● **Prompt**
Write the records below out again exactly as given, with no images.

>> START Extracted entries

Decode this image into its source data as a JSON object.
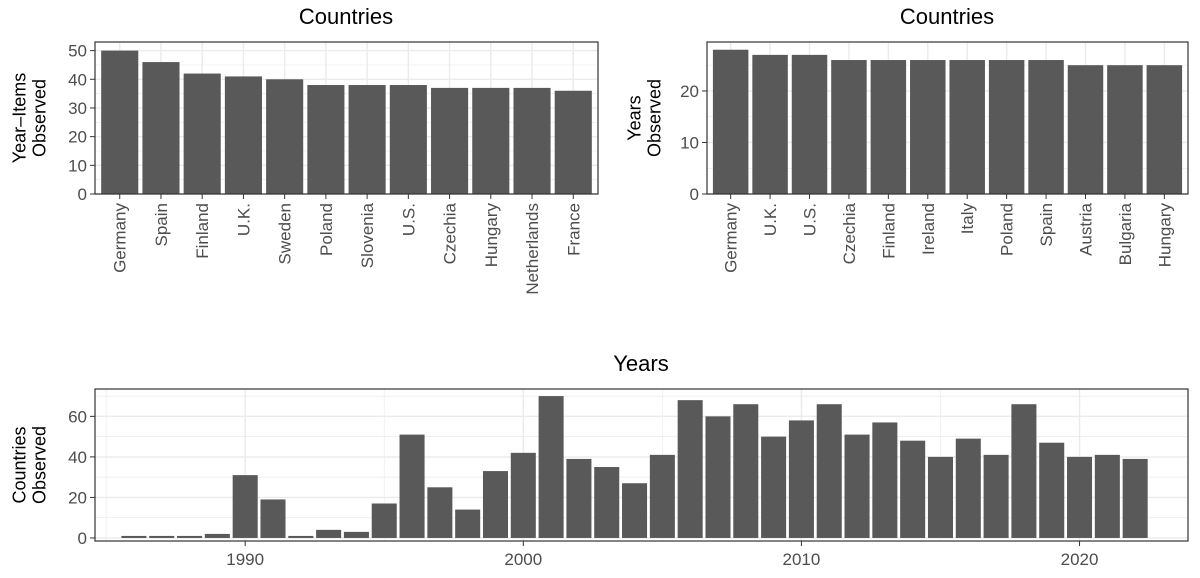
{
  "colors": {
    "bar": "#595959",
    "grid": "#ebebeb",
    "panel_border": "#333333",
    "background": "#ffffff"
  },
  "chart_data": [
    {
      "type": "bar",
      "title": "Countries",
      "xlabel": "",
      "ylabel": "Year–Items Observed",
      "ylabel_lines": [
        "Year–Items",
        "Observed"
      ],
      "categories": [
        "Germany",
        "Spain",
        "Finland",
        "U.K.",
        "Sweden",
        "Poland",
        "Slovenia",
        "U.S.",
        "Czechia",
        "Hungary",
        "Netherlands",
        "France"
      ],
      "values": [
        50,
        46,
        42,
        41,
        40,
        38,
        38,
        38,
        37,
        37,
        37,
        36
      ],
      "ylim": [
        0,
        53
      ],
      "yticks": [
        0,
        10,
        20,
        30,
        40,
        50
      ],
      "grid": true
    },
    {
      "type": "bar",
      "title": "Countries",
      "xlabel": "",
      "ylabel": "Years Observed",
      "ylabel_lines": [
        "Years",
        "Observed"
      ],
      "categories": [
        "Germany",
        "U.K.",
        "U.S.",
        "Czechia",
        "Finland",
        "Ireland",
        "Italy",
        "Poland",
        "Spain",
        "Austria",
        "Bulgaria",
        "Hungary"
      ],
      "values": [
        28,
        27,
        27,
        26,
        26,
        26,
        26,
        26,
        26,
        25,
        25,
        25
      ],
      "ylim": [
        0,
        29.5
      ],
      "yticks": [
        0,
        10,
        20
      ],
      "grid": true
    },
    {
      "type": "bar",
      "title": "Years",
      "xlabel": "",
      "ylabel": "Countries Observed",
      "ylabel_lines": [
        "Countries",
        "Observed"
      ],
      "x": [
        1986,
        1987,
        1988,
        1989,
        1990,
        1991,
        1992,
        1993,
        1994,
        1995,
        1996,
        1997,
        1998,
        1999,
        2000,
        2001,
        2002,
        2003,
        2004,
        2005,
        2006,
        2007,
        2008,
        2009,
        2010,
        2011,
        2012,
        2013,
        2014,
        2015,
        2016,
        2017,
        2018,
        2019,
        2020,
        2021,
        2022
      ],
      "values": [
        1,
        1,
        1,
        2,
        31,
        19,
        1,
        4,
        3,
        17,
        51,
        25,
        14,
        33,
        42,
        70,
        39,
        35,
        27,
        41,
        68,
        60,
        66,
        50,
        58,
        66,
        51,
        57,
        48,
        40,
        49,
        41,
        66,
        47,
        40,
        41,
        39
      ],
      "xlim": [
        1984.6,
        2023.9
      ],
      "ylim": [
        -1.5,
        73.5
      ],
      "xticks": [
        1990,
        2000,
        2010,
        2020
      ],
      "yticks": [
        0,
        20,
        40,
        60
      ],
      "grid": true
    }
  ]
}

>> END Extracted entries

● **Correct answer**
Decode this image into its source data as a JSON object.
{
  "colors": {
    "bar": "#595959",
    "grid": "#ebebeb",
    "panel_border": "#333333",
    "background": "#ffffff"
  },
  "chart_data": [
    {
      "type": "bar",
      "title": "Countries",
      "xlabel": "",
      "ylabel": "Year–Items Observed",
      "ylabel_lines": [
        "Year–Items",
        "Observed"
      ],
      "categories": [
        "Germany",
        "Spain",
        "Finland",
        "U.K.",
        "Sweden",
        "Poland",
        "Slovenia",
        "U.S.",
        "Czechia",
        "Hungary",
        "Netherlands",
        "France"
      ],
      "values": [
        50,
        46,
        42,
        41,
        40,
        38,
        38,
        38,
        37,
        37,
        37,
        36
      ],
      "ylim": [
        0,
        53
      ],
      "yticks": [
        0,
        10,
        20,
        30,
        40,
        50
      ],
      "grid": true
    },
    {
      "type": "bar",
      "title": "Countries",
      "xlabel": "",
      "ylabel": "Years Observed",
      "ylabel_lines": [
        "Years",
        "Observed"
      ],
      "categories": [
        "Germany",
        "U.K.",
        "U.S.",
        "Czechia",
        "Finland",
        "Ireland",
        "Italy",
        "Poland",
        "Spain",
        "Austria",
        "Bulgaria",
        "Hungary"
      ],
      "values": [
        28,
        27,
        27,
        26,
        26,
        26,
        26,
        26,
        26,
        25,
        25,
        25
      ],
      "ylim": [
        0,
        29.5
      ],
      "yticks": [
        0,
        10,
        20
      ],
      "grid": true
    },
    {
      "type": "bar",
      "title": "Years",
      "xlabel": "",
      "ylabel": "Countries Observed",
      "ylabel_lines": [
        "Countries",
        "Observed"
      ],
      "x": [
        1986,
        1987,
        1988,
        1989,
        1990,
        1991,
        1992,
        1993,
        1994,
        1995,
        1996,
        1997,
        1998,
        1999,
        2000,
        2001,
        2002,
        2003,
        2004,
        2005,
        2006,
        2007,
        2008,
        2009,
        2010,
        2011,
        2012,
        2013,
        2014,
        2015,
        2016,
        2017,
        2018,
        2019,
        2020,
        2021,
        2022
      ],
      "values": [
        1,
        1,
        1,
        2,
        31,
        19,
        1,
        4,
        3,
        17,
        51,
        25,
        14,
        33,
        42,
        70,
        39,
        35,
        27,
        41,
        68,
        60,
        66,
        50,
        58,
        66,
        51,
        57,
        48,
        40,
        49,
        41,
        66,
        47,
        40,
        41,
        39
      ],
      "xlim": [
        1984.6,
        2023.9
      ],
      "ylim": [
        -1.5,
        73.5
      ],
      "xticks": [
        1990,
        2000,
        2010,
        2020
      ],
      "yticks": [
        0,
        20,
        40,
        60
      ],
      "grid": true
    }
  ]
}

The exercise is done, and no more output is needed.